(Data entries)

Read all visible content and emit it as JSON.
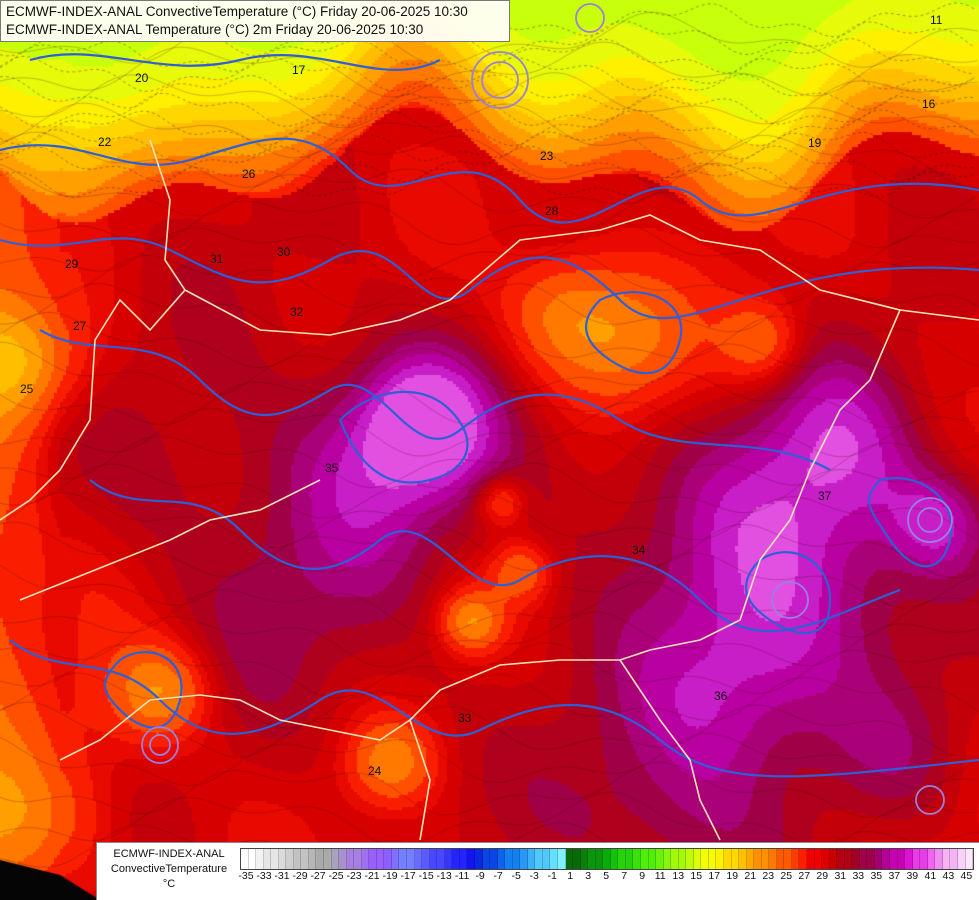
{
  "title": {
    "line1": "ECMWF-INDEX-ANAL ConvectiveTemperature (°C) Friday 20-06-2025 10:30",
    "line2": "ECMWF-INDEX-ANAL Temperature (°C) 2m Friday 20-06-2025 10:30"
  },
  "legend": {
    "label_line1": "ECMWF-INDEX-ANAL",
    "label_line2": "ConvectiveTemperature",
    "unit": "°C",
    "tick_labels": [
      "-35",
      "-33",
      "-31",
      "-29",
      "-27",
      "-25",
      "-23",
      "-21",
      "-19",
      "-17",
      "-15",
      "-13",
      "-11",
      "-9",
      "-7",
      "-5",
      "-3",
      "-1",
      "1",
      "3",
      "5",
      "7",
      "9",
      "11",
      "13",
      "15",
      "17",
      "19",
      "21",
      "23",
      "25",
      "27",
      "29",
      "31",
      "33",
      "35",
      "37",
      "39",
      "41",
      "43",
      "45"
    ],
    "colors": [
      "#ffffff",
      "#f2f2f2",
      "#e6e6e6",
      "#dadada",
      "#cecece",
      "#c2c2c2",
      "#b6b6b6",
      "#aaaaaa",
      "#a9a1bd",
      "#a891cf",
      "#a680e0",
      "#a070f0",
      "#9a60ff",
      "#8c60ff",
      "#7f70ff",
      "#7480ff",
      "#6a6cff",
      "#5a5aff",
      "#4848ff",
      "#3636ff",
      "#2424ff",
      "#1414f0",
      "#0a28e0",
      "#0a46e6",
      "#0a64ec",
      "#1480f0",
      "#2898f4",
      "#3cb0f8",
      "#50c8fa",
      "#64e0fc",
      "#80f0ff",
      "#0a6a0a",
      "#0a7f0a",
      "#0a960a",
      "#0aac0a",
      "#14c20a",
      "#28d20a",
      "#3ce00a",
      "#50ee0a",
      "#6cf20a",
      "#88f60a",
      "#a4f80a",
      "#c0fa0a",
      "#dcfc0a",
      "#f4fc0a",
      "#fff000",
      "#ffd800",
      "#ffc000",
      "#ffa800",
      "#ff9000",
      "#ff7800",
      "#ff5a00",
      "#ff3c00",
      "#ff1e00",
      "#f00000",
      "#dc0000",
      "#c80000",
      "#b40014",
      "#a00028",
      "#a0004a",
      "#a00070",
      "#b40096",
      "#c800b4",
      "#dc14d2",
      "#e83ce6",
      "#f064f0",
      "#f08cf0",
      "#f4b4f4",
      "#f8d2f8",
      "#fce6fc"
    ]
  },
  "map_labels": [
    {
      "text": "17",
      "key": "l17a"
    },
    {
      "text": "20",
      "key": "l20a"
    },
    {
      "text": "22",
      "key": "l22a"
    },
    {
      "text": "23",
      "key": "l23a"
    },
    {
      "text": "26",
      "key": "l26a"
    },
    {
      "text": "28",
      "key": "l28a"
    },
    {
      "text": "29",
      "key": "l29a"
    },
    {
      "text": "30",
      "key": "l30a"
    },
    {
      "text": "31",
      "key": "l31a"
    },
    {
      "text": "32",
      "key": "l32a"
    },
    {
      "text": "33",
      "key": "l33a"
    },
    {
      "text": "34",
      "key": "l34a"
    },
    {
      "text": "35",
      "key": "l35a"
    },
    {
      "text": "36",
      "key": "l36a"
    },
    {
      "text": "37",
      "key": "l37a"
    },
    {
      "text": "24",
      "key": "l24a"
    },
    {
      "text": "25",
      "key": "l25a"
    },
    {
      "text": "27",
      "key": "l27a"
    },
    {
      "text": "19",
      "key": "l19a"
    },
    {
      "text": "16",
      "key": "l16a"
    },
    {
      "text": "11",
      "key": "l11a"
    }
  ]
}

◆ **Work to do**:
Determine the number of lines in these entries that contain the word "ConvectiveTemperature", and write only that number.

◆ **Expected answer**:
2